## GIVEN PROBLEM
Copy out all lines that carry the word "Jana".

## MATERIALS PROVIDED
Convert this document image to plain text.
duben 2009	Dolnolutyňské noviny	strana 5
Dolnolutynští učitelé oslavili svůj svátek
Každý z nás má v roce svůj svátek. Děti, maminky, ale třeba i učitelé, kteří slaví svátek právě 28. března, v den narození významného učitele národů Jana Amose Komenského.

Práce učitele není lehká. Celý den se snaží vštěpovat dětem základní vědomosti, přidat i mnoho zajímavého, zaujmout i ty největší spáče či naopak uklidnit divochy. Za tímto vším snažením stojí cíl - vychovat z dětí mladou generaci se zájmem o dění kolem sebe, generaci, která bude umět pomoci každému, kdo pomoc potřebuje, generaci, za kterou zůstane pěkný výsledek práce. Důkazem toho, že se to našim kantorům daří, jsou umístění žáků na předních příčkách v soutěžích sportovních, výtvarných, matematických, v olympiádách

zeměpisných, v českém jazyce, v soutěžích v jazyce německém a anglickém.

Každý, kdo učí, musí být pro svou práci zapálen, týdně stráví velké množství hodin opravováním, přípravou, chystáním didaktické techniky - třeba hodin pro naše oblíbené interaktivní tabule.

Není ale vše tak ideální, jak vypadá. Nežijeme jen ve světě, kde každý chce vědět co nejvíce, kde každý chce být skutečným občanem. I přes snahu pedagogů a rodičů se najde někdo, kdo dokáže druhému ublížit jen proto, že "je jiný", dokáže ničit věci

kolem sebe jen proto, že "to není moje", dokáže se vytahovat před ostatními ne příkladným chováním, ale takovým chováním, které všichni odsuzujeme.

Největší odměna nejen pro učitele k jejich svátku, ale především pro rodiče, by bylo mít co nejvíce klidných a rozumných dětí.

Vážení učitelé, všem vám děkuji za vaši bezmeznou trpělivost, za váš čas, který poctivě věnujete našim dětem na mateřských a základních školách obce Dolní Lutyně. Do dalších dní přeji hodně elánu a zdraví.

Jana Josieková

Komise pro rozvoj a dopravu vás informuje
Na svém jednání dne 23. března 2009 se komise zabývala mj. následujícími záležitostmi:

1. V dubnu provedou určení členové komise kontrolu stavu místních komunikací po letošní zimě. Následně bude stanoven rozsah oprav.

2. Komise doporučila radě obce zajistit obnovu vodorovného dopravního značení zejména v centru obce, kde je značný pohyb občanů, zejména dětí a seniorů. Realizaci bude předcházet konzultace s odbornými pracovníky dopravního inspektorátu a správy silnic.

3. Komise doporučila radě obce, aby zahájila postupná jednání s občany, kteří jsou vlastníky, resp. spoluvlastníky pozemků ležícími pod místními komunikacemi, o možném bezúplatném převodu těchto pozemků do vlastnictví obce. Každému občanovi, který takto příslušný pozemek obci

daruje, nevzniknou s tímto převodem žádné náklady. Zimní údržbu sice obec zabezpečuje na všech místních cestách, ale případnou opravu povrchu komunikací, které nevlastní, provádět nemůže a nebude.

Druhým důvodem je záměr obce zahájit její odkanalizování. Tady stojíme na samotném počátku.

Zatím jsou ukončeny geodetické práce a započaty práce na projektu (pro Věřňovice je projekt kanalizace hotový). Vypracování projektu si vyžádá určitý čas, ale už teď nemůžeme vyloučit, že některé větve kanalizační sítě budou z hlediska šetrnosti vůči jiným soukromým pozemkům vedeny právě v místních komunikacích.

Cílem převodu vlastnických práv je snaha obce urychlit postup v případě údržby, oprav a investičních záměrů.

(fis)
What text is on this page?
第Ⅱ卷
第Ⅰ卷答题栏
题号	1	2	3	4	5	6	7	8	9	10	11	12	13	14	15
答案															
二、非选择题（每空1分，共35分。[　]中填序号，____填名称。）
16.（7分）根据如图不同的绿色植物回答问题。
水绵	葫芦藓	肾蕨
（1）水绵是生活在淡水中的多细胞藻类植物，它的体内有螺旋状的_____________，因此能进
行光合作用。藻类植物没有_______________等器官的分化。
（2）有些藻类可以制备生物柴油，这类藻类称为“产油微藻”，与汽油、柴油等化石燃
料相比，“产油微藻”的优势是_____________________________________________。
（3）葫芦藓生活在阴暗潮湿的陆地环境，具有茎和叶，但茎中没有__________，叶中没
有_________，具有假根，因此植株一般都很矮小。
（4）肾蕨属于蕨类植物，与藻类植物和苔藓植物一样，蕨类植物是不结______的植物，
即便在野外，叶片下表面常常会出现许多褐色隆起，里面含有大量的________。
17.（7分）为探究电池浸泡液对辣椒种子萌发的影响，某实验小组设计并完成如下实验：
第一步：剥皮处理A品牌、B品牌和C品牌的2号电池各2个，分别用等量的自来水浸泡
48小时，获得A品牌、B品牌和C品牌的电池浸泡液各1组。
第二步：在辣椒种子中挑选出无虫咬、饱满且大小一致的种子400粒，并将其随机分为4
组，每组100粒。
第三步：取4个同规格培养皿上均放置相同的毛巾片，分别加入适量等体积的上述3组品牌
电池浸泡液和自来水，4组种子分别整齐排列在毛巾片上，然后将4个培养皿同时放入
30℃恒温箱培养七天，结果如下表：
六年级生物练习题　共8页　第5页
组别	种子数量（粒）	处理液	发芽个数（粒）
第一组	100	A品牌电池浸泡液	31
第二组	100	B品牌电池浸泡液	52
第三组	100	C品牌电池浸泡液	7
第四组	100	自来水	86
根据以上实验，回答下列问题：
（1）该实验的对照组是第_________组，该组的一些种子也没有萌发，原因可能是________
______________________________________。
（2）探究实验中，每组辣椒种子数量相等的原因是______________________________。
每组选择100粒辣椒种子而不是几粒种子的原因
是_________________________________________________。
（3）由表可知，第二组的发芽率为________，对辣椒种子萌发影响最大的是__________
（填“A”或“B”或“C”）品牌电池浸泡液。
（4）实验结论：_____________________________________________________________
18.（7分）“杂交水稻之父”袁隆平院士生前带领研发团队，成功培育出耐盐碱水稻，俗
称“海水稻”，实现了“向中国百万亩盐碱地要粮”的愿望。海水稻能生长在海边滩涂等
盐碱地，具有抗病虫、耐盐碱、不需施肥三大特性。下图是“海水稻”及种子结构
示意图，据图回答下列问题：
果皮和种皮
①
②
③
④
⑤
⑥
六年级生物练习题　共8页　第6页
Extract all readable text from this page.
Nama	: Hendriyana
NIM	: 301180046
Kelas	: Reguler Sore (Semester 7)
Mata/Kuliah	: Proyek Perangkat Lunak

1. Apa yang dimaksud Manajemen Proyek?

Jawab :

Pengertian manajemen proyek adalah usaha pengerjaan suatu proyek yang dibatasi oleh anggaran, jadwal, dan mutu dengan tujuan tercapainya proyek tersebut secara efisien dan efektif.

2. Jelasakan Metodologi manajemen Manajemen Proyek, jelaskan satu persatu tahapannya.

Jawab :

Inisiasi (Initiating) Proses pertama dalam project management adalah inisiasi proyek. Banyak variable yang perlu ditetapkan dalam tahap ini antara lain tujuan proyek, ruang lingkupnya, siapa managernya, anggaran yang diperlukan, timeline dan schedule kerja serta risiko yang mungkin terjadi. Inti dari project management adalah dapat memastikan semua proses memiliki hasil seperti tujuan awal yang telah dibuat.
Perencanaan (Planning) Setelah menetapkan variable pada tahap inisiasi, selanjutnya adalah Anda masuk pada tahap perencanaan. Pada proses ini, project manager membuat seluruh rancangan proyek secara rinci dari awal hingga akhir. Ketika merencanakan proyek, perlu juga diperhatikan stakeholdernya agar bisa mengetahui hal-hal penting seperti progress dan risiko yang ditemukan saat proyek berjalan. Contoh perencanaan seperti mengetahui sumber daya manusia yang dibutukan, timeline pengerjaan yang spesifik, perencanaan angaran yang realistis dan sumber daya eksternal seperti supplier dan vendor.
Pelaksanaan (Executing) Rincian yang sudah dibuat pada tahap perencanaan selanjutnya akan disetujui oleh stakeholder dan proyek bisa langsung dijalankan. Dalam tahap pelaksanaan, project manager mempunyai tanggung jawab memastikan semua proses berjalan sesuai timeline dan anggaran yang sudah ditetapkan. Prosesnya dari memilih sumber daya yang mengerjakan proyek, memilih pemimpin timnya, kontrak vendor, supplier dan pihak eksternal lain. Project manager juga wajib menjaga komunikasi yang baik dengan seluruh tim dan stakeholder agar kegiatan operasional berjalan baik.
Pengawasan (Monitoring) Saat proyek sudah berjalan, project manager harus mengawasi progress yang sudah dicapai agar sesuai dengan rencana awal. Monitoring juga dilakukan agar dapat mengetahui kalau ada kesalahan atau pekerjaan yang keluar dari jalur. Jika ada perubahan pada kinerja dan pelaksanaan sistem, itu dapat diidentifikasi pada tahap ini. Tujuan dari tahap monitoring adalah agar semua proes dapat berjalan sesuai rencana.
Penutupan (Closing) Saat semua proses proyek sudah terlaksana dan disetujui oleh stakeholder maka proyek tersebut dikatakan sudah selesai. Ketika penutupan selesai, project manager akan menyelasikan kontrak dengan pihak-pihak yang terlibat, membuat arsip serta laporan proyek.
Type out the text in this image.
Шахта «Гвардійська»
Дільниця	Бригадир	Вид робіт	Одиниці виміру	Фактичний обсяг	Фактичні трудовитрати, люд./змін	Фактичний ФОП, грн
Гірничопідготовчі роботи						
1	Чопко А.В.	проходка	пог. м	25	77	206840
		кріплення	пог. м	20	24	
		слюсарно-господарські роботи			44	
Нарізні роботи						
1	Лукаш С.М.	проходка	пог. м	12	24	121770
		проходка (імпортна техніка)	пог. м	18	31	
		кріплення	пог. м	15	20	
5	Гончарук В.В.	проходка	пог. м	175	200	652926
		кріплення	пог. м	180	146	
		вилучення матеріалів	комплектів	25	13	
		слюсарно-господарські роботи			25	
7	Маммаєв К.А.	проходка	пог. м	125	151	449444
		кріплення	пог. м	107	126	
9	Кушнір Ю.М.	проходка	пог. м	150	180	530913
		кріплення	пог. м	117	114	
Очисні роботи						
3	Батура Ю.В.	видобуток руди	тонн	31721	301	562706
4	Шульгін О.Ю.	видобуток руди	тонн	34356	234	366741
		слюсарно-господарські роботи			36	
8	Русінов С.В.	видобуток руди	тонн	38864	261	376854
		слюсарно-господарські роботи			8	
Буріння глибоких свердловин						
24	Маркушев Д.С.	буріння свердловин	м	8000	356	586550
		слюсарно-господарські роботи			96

## ANSWER FOR THIS EXERCISE
Každý z nás má v roce svůj svátek. Děti, maminky, ale třeba i učitelé, kteří slaví svátek právě 28. března, v den narození významného učitele národů Jana Amose Komenského.
Jana Josieková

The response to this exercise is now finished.